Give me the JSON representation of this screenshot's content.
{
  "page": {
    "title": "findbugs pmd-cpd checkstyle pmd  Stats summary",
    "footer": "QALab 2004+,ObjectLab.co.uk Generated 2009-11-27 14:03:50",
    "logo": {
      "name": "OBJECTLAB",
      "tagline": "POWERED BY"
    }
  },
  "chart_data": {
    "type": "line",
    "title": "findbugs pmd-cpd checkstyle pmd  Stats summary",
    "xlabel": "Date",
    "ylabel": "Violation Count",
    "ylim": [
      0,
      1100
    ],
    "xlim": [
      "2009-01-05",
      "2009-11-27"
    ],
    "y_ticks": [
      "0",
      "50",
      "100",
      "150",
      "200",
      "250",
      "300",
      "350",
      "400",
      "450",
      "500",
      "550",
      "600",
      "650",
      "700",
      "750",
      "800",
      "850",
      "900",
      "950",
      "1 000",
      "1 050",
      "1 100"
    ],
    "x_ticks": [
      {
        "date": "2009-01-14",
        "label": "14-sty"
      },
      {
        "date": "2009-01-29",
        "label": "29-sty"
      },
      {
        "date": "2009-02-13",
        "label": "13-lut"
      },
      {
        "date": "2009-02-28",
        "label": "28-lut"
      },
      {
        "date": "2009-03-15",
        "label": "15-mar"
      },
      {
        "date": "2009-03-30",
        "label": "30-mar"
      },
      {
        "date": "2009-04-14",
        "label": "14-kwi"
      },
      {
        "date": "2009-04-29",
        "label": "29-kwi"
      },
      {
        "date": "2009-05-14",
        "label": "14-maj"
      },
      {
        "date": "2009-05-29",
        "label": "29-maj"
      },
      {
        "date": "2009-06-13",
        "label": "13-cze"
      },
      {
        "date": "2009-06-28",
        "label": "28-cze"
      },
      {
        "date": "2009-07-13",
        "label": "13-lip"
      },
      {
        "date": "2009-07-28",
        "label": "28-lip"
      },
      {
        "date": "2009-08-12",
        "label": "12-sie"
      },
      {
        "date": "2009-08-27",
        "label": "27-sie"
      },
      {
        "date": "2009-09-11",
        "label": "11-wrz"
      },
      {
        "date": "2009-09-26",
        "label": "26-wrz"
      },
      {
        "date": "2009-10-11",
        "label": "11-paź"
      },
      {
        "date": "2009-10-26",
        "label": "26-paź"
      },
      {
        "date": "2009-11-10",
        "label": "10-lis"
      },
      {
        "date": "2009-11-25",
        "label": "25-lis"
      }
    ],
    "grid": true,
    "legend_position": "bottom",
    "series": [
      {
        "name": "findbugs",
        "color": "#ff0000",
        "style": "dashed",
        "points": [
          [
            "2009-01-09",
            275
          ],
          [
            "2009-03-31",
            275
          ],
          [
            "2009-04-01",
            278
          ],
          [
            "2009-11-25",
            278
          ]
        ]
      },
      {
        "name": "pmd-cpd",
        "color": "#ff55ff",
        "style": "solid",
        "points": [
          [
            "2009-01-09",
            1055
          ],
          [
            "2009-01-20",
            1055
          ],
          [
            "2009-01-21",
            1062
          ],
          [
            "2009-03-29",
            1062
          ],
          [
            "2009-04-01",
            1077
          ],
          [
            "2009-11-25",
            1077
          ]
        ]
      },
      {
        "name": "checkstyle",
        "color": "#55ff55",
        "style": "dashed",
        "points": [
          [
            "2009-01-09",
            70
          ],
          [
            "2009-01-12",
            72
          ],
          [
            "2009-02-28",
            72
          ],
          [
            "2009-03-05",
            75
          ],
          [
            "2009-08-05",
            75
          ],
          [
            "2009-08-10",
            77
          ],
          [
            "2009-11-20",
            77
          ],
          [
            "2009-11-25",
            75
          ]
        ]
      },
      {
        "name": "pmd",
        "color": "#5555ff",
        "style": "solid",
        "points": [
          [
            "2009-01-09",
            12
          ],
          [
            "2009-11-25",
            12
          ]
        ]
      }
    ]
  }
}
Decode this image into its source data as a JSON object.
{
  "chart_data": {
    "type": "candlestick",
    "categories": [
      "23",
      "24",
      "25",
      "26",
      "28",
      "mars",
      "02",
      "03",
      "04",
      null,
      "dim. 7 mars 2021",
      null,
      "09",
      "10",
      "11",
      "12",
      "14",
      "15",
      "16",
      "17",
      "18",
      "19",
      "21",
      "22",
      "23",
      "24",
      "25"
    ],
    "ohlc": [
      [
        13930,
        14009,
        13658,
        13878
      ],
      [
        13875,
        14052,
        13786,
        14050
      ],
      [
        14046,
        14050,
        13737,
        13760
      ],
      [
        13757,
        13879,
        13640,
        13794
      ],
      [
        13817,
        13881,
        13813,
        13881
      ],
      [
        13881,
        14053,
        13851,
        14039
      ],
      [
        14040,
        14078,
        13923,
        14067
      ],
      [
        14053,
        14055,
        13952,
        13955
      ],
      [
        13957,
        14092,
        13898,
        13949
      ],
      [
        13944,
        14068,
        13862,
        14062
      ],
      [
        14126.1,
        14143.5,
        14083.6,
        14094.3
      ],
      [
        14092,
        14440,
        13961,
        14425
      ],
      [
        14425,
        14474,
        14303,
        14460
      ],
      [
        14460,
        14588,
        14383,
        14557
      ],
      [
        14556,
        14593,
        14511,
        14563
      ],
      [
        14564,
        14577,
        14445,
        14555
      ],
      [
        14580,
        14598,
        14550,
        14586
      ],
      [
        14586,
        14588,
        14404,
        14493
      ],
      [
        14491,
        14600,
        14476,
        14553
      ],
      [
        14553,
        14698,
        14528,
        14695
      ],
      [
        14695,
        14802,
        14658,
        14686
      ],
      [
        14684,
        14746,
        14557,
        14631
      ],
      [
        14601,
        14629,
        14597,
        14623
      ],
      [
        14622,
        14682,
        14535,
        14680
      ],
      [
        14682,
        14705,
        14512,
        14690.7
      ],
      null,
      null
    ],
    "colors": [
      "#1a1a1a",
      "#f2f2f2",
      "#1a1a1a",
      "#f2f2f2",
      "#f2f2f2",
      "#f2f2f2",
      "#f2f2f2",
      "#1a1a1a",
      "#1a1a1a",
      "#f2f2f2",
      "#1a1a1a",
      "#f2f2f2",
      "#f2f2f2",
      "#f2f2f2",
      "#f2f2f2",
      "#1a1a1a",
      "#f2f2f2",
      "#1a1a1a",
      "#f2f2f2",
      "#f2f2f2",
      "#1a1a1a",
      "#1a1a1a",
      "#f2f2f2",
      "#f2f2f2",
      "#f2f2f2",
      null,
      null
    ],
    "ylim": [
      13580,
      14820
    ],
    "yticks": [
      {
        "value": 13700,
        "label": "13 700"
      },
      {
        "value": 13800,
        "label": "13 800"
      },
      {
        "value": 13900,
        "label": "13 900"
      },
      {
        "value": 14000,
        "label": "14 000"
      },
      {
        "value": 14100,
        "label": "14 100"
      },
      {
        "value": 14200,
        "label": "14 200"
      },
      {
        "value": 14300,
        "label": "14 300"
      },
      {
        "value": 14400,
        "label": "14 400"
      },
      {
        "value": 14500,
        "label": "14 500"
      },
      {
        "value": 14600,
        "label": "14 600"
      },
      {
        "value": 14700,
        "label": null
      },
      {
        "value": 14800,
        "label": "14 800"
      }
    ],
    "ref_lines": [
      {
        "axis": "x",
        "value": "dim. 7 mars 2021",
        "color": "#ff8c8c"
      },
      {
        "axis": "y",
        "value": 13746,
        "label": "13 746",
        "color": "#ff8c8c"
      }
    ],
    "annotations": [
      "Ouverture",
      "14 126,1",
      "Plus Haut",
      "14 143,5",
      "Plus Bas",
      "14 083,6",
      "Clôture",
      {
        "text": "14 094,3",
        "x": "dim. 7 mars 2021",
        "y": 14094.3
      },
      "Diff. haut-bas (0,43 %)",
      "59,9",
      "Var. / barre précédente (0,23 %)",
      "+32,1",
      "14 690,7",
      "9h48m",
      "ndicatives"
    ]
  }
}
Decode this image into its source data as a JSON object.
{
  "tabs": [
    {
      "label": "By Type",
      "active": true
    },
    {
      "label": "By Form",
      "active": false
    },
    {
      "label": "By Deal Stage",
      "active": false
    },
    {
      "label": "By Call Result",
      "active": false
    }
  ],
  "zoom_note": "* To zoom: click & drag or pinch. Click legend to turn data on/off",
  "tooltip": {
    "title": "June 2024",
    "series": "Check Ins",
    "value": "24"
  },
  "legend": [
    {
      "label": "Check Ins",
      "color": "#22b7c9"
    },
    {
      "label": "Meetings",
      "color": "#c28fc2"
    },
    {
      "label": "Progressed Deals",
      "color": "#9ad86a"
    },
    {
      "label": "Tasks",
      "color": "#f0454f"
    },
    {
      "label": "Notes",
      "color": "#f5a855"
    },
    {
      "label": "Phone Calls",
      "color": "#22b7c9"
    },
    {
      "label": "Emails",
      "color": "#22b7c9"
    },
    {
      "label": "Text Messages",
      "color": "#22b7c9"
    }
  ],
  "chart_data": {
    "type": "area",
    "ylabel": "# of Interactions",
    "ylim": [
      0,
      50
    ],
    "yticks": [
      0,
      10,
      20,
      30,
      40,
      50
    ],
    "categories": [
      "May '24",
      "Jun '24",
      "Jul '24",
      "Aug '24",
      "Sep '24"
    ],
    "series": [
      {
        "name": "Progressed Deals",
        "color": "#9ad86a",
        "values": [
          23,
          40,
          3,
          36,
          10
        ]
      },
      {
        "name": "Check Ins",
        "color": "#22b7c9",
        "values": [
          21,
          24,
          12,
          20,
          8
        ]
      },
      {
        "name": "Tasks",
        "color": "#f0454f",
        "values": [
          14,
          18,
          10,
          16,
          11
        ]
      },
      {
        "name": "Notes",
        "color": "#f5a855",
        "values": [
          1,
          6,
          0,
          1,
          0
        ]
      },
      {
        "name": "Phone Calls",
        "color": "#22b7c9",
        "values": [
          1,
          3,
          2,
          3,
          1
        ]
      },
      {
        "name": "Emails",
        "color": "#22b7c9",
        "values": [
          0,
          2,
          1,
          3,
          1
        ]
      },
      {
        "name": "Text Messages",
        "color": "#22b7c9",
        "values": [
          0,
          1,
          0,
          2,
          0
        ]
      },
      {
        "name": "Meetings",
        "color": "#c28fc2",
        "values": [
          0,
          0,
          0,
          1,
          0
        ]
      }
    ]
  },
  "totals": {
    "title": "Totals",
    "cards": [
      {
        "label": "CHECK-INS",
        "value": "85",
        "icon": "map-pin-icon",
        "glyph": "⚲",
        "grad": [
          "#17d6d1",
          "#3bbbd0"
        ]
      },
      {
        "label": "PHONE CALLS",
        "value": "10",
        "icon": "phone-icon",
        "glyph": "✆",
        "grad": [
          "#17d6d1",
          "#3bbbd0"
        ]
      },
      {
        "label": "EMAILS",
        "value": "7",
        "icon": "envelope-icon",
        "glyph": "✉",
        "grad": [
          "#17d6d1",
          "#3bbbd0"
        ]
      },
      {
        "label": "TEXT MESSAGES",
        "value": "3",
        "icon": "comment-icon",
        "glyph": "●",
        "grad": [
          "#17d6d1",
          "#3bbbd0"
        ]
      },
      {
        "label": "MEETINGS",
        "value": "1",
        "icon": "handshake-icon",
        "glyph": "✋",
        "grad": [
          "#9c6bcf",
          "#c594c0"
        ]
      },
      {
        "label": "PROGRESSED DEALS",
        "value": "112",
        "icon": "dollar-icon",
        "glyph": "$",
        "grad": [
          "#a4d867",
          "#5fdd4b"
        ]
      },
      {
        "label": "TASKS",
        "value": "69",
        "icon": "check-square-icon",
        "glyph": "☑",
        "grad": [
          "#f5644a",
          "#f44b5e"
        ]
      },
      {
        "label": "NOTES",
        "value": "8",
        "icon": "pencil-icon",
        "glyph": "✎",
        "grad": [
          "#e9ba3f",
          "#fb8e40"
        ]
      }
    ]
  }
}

Brief :: Scan the material above for the word "title". Copy each line where it occurs.

Result of this task ::
    "title": "findbugs pmd-cpd checkstyle pmd  Stats summary",
    "title": "findbugs pmd-cpd checkstyle pmd  Stats summary",
    "title": "June 2024",
    "title": "Totals",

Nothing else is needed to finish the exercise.